** GIVEN REQUEST **
Every record here needs to be written out again exactly.

====================

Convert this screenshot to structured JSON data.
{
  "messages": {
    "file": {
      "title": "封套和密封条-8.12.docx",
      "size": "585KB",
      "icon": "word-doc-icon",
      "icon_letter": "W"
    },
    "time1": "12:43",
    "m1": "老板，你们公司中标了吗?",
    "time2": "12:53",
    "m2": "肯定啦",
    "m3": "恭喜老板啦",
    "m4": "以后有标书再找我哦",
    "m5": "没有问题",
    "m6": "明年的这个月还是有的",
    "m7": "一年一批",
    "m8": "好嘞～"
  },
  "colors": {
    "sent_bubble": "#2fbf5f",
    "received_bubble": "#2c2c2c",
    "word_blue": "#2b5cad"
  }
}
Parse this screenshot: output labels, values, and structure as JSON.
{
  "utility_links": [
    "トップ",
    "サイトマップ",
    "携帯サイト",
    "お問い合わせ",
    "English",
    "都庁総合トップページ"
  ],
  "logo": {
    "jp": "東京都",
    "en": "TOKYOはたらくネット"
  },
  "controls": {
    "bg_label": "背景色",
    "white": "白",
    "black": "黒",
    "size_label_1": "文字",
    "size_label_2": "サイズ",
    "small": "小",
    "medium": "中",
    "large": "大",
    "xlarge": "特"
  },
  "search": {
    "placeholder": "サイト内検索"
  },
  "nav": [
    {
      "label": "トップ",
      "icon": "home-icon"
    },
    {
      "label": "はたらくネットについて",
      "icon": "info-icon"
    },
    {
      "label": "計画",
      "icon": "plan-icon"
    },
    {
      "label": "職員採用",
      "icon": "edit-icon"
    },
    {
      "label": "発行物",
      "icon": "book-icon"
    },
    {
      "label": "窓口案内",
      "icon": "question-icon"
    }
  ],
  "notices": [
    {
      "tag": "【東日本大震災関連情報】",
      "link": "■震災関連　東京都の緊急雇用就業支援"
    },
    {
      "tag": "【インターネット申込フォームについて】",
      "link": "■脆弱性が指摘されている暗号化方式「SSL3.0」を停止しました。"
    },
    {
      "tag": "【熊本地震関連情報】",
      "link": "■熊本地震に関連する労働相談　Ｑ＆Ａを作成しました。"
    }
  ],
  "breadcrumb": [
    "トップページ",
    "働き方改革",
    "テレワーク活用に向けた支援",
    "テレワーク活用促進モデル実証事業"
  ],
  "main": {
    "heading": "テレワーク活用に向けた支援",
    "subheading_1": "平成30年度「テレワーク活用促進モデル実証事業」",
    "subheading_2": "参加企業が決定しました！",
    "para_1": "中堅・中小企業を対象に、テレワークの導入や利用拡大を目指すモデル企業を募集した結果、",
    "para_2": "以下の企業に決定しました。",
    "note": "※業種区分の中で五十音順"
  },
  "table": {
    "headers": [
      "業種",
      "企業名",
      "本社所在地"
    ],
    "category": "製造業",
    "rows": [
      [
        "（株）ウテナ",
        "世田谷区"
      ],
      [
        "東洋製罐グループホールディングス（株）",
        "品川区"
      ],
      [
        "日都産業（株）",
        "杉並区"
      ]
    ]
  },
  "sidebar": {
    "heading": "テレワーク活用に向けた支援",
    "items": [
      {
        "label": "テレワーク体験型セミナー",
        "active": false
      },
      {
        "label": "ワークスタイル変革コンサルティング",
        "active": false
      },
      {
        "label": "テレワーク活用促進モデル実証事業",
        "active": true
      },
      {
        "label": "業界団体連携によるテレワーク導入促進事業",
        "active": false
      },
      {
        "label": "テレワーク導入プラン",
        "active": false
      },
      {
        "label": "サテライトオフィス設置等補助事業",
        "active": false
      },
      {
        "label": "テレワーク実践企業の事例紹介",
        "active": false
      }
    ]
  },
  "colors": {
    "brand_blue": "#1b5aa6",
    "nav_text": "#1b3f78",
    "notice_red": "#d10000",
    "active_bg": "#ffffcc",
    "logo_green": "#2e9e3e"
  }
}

====================

** TASK ANSWER **
Convert this screenshot to structured JSON data.
{
  "messages": {
    "file": {
      "title": "封套和密封条-8.12.docx",
      "size": "585KB",
      "icon": "word-doc-icon",
      "icon_letter": "W"
    },
    "time1": "12:43",
    "m1": "老板，你们公司中标了吗?",
    "time2": "12:53",
    "m2": "肯定啦",
    "m3": "恭喜老板啦",
    "m4": "以后有标书再找我哦",
    "m5": "没有问题",
    "m6": "明年的这个月还是有的",
    "m7": "一年一批",
    "m8": "好嘞～"
  },
  "colors": {
    "sent_bubble": "#2fbf5f",
    "received_bubble": "#2c2c2c",
    "word_blue": "#2b5cad"
  }
}
Parse this screenshot: output labels, values, and structure as JSON.
{
  "utility_links": [
    "トップ",
    "サイトマップ",
    "携帯サイト",
    "お問い合わせ",
    "English",
    "都庁総合トップページ"
  ],
  "logo": {
    "jp": "東京都",
    "en": "TOKYOはたらくネット"
  },
  "controls": {
    "bg_label": "背景色",
    "white": "白",
    "black": "黒",
    "size_label_1": "文字",
    "size_label_2": "サイズ",
    "small": "小",
    "medium": "中",
    "large": "大",
    "xlarge": "特"
  },
  "search": {
    "placeholder": "サイト内検索"
  },
  "nav": [
    {
      "label": "トップ",
      "icon": "home-icon"
    },
    {
      "label": "はたらくネットについて",
      "icon": "info-icon"
    },
    {
      "label": "計画",
      "icon": "plan-icon"
    },
    {
      "label": "職員採用",
      "icon": "edit-icon"
    },
    {
      "label": "発行物",
      "icon": "book-icon"
    },
    {
      "label": "窓口案内",
      "icon": "question-icon"
    }
  ],
  "notices": [
    {
      "tag": "【東日本大震災関連情報】",
      "link": "■震災関連　東京都の緊急雇用就業支援"
    },
    {
      "tag": "【インターネット申込フォームについて】",
      "link": "■脆弱性が指摘されている暗号化方式「SSL3.0」を停止しました。"
    },
    {
      "tag": "【熊本地震関連情報】",
      "link": "■熊本地震に関連する労働相談　Ｑ＆Ａを作成しました。"
    }
  ],
  "breadcrumb": [
    "トップページ",
    "働き方改革",
    "テレワーク活用に向けた支援",
    "テレワーク活用促進モデル実証事業"
  ],
  "main": {
    "heading": "テレワーク活用に向けた支援",
    "subheading_1": "平成30年度「テレワーク活用促進モデル実証事業」",
    "subheading_2": "参加企業が決定しました！",
    "para_1": "中堅・中小企業を対象に、テレワークの導入や利用拡大を目指すモデル企業を募集した結果、",
    "para_2": "以下の企業に決定しました。",
    "note": "※業種区分の中で五十音順"
  },
  "table": {
    "headers": [
      "業種",
      "企業名",
      "本社所在地"
    ],
    "category": "製造業",
    "rows": [
      [
        "（株）ウテナ",
        "世田谷区"
      ],
      [
        "東洋製罐グループホールディングス（株）",
        "品川区"
      ],
      [
        "日都産業（株）",
        "杉並区"
      ]
    ]
  },
  "sidebar": {
    "heading": "テレワーク活用に向けた支援",
    "items": [
      {
        "label": "テレワーク体験型セミナー",
        "active": false
      },
      {
        "label": "ワークスタイル変革コンサルティング",
        "active": false
      },
      {
        "label": "テレワーク活用促進モデル実証事業",
        "active": true
      },
      {
        "label": "業界団体連携によるテレワーク導入促進事業",
        "active": false
      },
      {
        "label": "テレワーク導入プラン",
        "active": false
      },
      {
        "label": "サテライトオフィス設置等補助事業",
        "active": false
      },
      {
        "label": "テレワーク実践企業の事例紹介",
        "active": false
      }
    ]
  },
  "colors": {
    "brand_blue": "#1b5aa6",
    "nav_text": "#1b3f78",
    "notice_red": "#d10000",
    "active_bg": "#ffffcc",
    "logo_green": "#2e9e3e"
  }
}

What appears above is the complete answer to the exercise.